__ABOUT THIS TASK__. Give the entries again, precisely as they were written.

>>

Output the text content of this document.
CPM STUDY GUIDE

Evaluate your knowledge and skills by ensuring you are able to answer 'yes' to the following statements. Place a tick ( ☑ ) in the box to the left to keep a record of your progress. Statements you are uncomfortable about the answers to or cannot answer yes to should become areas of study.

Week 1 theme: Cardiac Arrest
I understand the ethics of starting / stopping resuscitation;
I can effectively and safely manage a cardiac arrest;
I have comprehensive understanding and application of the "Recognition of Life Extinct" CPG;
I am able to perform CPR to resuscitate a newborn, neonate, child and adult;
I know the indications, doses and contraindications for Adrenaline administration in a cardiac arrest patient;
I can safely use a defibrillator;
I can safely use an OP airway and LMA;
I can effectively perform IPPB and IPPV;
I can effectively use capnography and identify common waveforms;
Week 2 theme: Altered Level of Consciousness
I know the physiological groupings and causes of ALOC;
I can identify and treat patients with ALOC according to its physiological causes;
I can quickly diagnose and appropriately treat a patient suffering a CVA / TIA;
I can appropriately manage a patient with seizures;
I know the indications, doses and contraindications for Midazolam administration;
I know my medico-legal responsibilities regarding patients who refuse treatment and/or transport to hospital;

<<

__RESULT FOR THIS EXERCISE__.
Output the text content of this document.
CPM STUDY GUIDE

Evaluate your knowledge and skills by ensuring you are able to answer 'yes' to the following statements. Place a tick ( ☑ ) in the box to the left to keep a record of your progress. Statements you are uncomfortable about the answers to or cannot answer yes to should become areas of study.

Week 1 theme: Cardiac Arrest
I understand the ethics of starting / stopping resuscitation;
I can effectively and safely manage a cardiac arrest;
I have comprehensive understanding and application of the "Recognition of Life Extinct" CPG;
I am able to perform CPR to resuscitate a newborn, neonate, child and adult;
I know the indications, doses and contraindications for Adrenaline administration in a cardiac arrest patient;
I can safely use a defibrillator;
I can safely use an OP airway and LMA;
I can effectively perform IPPB and IPPV;
I can effectively use capnography and identify common waveforms;
Week 2 theme: Altered Level of Consciousness
I know the physiological groupings and causes of ALOC;
I can identify and treat patients with ALOC according to its physiological causes;
I can quickly diagnose and appropriately treat a patient suffering a CVA / TIA;
I can appropriately manage a patient with seizures;
I know the indications, doses and contraindications for Midazolam administration;
I know my medico-legal responsibilities regarding patients who refuse treatment and/or transport to hospital;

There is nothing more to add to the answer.